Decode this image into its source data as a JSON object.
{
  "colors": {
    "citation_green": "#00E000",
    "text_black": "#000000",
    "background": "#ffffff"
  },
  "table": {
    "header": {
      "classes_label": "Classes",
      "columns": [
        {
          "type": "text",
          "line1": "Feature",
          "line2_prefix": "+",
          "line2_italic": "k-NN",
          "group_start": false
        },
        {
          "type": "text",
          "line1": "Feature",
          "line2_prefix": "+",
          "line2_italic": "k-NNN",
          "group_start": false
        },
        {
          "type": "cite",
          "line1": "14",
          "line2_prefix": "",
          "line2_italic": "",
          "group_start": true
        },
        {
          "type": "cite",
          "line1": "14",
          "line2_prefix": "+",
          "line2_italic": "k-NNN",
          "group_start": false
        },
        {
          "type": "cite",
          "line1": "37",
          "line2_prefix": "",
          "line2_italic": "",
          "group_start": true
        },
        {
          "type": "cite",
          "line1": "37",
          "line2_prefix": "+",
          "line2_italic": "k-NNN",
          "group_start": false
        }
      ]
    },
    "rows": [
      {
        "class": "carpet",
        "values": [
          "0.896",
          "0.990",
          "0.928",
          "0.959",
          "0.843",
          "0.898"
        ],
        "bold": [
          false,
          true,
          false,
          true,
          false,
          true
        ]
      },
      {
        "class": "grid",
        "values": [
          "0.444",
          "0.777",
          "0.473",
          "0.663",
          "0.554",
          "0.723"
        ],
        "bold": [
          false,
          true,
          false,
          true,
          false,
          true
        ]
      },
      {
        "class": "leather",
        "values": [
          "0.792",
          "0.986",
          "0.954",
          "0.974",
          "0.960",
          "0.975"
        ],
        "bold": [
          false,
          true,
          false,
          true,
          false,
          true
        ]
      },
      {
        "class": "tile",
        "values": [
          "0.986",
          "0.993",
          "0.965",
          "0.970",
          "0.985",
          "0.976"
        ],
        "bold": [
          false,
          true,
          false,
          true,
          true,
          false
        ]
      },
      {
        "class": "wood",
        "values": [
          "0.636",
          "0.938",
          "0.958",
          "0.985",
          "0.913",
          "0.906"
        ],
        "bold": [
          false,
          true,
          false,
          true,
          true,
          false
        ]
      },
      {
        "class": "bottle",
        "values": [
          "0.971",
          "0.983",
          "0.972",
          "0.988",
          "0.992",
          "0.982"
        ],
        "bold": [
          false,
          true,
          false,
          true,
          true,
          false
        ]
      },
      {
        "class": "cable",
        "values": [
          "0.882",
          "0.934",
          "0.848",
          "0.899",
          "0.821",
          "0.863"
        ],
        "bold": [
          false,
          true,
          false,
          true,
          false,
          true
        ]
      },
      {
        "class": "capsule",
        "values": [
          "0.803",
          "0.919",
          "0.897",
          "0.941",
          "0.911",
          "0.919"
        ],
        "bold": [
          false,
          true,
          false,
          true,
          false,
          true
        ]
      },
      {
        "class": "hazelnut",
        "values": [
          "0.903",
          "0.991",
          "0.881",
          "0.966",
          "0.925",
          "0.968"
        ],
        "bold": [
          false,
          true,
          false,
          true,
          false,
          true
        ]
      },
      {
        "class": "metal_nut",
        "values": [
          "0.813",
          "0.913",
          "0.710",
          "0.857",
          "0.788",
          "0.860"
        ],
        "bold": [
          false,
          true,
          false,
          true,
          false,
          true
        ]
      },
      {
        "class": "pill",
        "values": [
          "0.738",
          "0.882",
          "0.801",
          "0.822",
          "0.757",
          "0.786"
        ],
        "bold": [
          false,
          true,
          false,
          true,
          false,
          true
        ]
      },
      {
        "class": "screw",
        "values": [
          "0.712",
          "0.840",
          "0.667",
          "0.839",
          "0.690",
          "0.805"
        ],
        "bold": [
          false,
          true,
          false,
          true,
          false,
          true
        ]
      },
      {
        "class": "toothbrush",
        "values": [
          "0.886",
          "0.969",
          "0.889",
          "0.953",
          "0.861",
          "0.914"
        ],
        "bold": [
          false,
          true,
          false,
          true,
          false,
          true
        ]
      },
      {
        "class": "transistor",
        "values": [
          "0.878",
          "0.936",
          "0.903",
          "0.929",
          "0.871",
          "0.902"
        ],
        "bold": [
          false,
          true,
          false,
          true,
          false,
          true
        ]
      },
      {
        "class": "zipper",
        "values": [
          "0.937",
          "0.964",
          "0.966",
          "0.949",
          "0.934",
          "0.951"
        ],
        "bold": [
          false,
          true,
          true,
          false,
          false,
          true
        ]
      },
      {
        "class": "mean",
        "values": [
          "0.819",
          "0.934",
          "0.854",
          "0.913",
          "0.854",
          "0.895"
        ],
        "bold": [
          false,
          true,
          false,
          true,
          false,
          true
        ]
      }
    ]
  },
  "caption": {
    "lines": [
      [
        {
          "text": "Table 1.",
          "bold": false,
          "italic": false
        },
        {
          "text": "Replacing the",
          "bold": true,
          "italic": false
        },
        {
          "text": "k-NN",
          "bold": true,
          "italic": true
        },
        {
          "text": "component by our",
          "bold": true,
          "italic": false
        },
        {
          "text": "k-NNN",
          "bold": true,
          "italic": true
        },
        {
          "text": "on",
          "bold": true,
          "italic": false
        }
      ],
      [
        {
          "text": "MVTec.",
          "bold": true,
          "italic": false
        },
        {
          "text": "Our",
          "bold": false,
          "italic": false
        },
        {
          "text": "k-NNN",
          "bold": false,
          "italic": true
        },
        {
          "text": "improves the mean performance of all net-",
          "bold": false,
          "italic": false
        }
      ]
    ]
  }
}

_ _ _ _

Transcribe all lines as written.

Decode this image into its source data as a JSON object.
{
  "colors": {
    "citation_green": "#00E000",
    "text_black": "#000000",
    "background": "#ffffff"
  },
  "table": {
    "header": {
      "classes_label": "Classes",
      "columns": [
        {
          "type": "text",
          "line1": "Feature",
          "line2_prefix": "+",
          "line2_italic": "k-NN",
          "group_start": false
        },
        {
          "type": "text",
          "line1": "Feature",
          "line2_prefix": "+",
          "line2_italic": "k-NNN",
          "group_start": false
        },
        {
          "type": "cite",
          "line1": "14",
          "line2_prefix": "",
          "line2_italic": "",
          "group_start": true
        },
        {
          "type": "cite",
          "line1": "14",
          "line2_prefix": "+",
          "line2_italic": "k-NNN",
          "group_start": false
        },
        {
          "type": "cite",
          "line1": "37",
          "line2_prefix": "",
          "line2_italic": "",
          "group_start": true
        },
        {
          "type": "cite",
          "line1": "37",
          "line2_prefix": "+",
          "line2_italic": "k-NNN",
          "group_start": false
        }
      ]
    },
    "rows": [
      {
        "class": "carpet",
        "values": [
          "0.896",
          "0.990",
          "0.928",
          "0.959",
          "0.843",
          "0.898"
        ],
        "bold": [
          false,
          true,
          false,
          true,
          false,
          true
        ]
      },
      {
        "class": "grid",
        "values": [
          "0.444",
          "0.777",
          "0.473",
          "0.663",
          "0.554",
          "0.723"
        ],
        "bold": [
          false,
          true,
          false,
          true,
          false,
          true
        ]
      },
      {
        "class": "leather",
        "values": [
          "0.792",
          "0.986",
          "0.954",
          "0.974",
          "0.960",
          "0.975"
        ],
        "bold": [
          false,
          true,
          false,
          true,
          false,
          true
        ]
      },
      {
        "class": "tile",
        "values": [
          "0.986",
          "0.993",
          "0.965",
          "0.970",
          "0.985",
          "0.976"
        ],
        "bold": [
          false,
          true,
          false,
          true,
          true,
          false
        ]
      },
      {
        "class": "wood",
        "values": [
          "0.636",
          "0.938",
          "0.958",
          "0.985",
          "0.913",
          "0.906"
        ],
        "bold": [
          false,
          true,
          false,
          true,
          true,
          false
        ]
      },
      {
        "class": "bottle",
        "values": [
          "0.971",
          "0.983",
          "0.972",
          "0.988",
          "0.992",
          "0.982"
        ],
        "bold": [
          false,
          true,
          false,
          true,
          true,
          false
        ]
      },
      {
        "class": "cable",
        "values": [
          "0.882",
          "0.934",
          "0.848",
          "0.899",
          "0.821",
          "0.863"
        ],
        "bold": [
          false,
          true,
          false,
          true,
          false,
          true
        ]
      },
      {
        "class": "capsule",
        "values": [
          "0.803",
          "0.919",
          "0.897",
          "0.941",
          "0.911",
          "0.919"
        ],
        "bold": [
          false,
          true,
          false,
          true,
          false,
          true
        ]
      },
      {
        "class": "hazelnut",
        "values": [
          "0.903",
          "0.991",
          "0.881",
          "0.966",
          "0.925",
          "0.968"
        ],
        "bold": [
          false,
          true,
          false,
          true,
          false,
          true
        ]
      },
      {
        "class": "metal_nut",
        "values": [
          "0.813",
          "0.913",
          "0.710",
          "0.857",
          "0.788",
          "0.860"
        ],
        "bold": [
          false,
          true,
          false,
          true,
          false,
          true
        ]
      },
      {
        "class": "pill",
        "values": [
          "0.738",
          "0.882",
          "0.801",
          "0.822",
          "0.757",
          "0.786"
        ],
        "bold": [
          false,
          true,
          false,
          true,
          false,
          true
        ]
      },
      {
        "class": "screw",
        "values": [
          "0.712",
          "0.840",
          "0.667",
          "0.839",
          "0.690",
          "0.805"
        ],
        "bold": [
          false,
          true,
          false,
          true,
          false,
          true
        ]
      },
      {
        "class": "toothbrush",
        "values": [
          "0.886",
          "0.969",
          "0.889",
          "0.953",
          "0.861",
          "0.914"
        ],
        "bold": [
          false,
          true,
          false,
          true,
          false,
          true
        ]
      },
      {
        "class": "transistor",
        "values": [
          "0.878",
          "0.936",
          "0.903",
          "0.929",
          "0.871",
          "0.902"
        ],
        "bold": [
          false,
          true,
          false,
          true,
          false,
          true
        ]
      },
      {
        "class": "zipper",
        "values": [
          "0.937",
          "0.964",
          "0.966",
          "0.949",
          "0.934",
          "0.951"
        ],
        "bold": [
          false,
          true,
          true,
          false,
          false,
          true
        ]
      },
      {
        "class": "mean",
        "values": [
          "0.819",
          "0.934",
          "0.854",
          "0.913",
          "0.854",
          "0.895"
        ],
        "bold": [
          false,
          true,
          false,
          true,
          false,
          true
        ]
      }
    ]
  },
  "caption": {
    "lines": [
      [
        {
          "text": "Table 1.",
          "bold": false,
          "italic": false
        },
        {
          "text": "Replacing the",
          "bold": true,
          "italic": false
        },
        {
          "text": "k-NN",
          "bold": true,
          "italic": true
        },
        {
          "text": "component by our",
          "bold": true,
          "italic": false
        },
        {
          "text": "k-NNN",
          "bold": true,
          "italic": true
        },
        {
          "text": "on",
          "bold": true,
          "italic": false
        }
      ],
      [
        {
          "text": "MVTec.",
          "bold": true,
          "italic": false
        },
        {
          "text": "Our",
          "bold": false,
          "italic": false
        },
        {
          "text": "k-NNN",
          "bold": false,
          "italic": true
        },
        {
          "text": "improves the mean performance of all net-",
          "bold": false,
          "italic": false
        }
      ]
    ]
  }
}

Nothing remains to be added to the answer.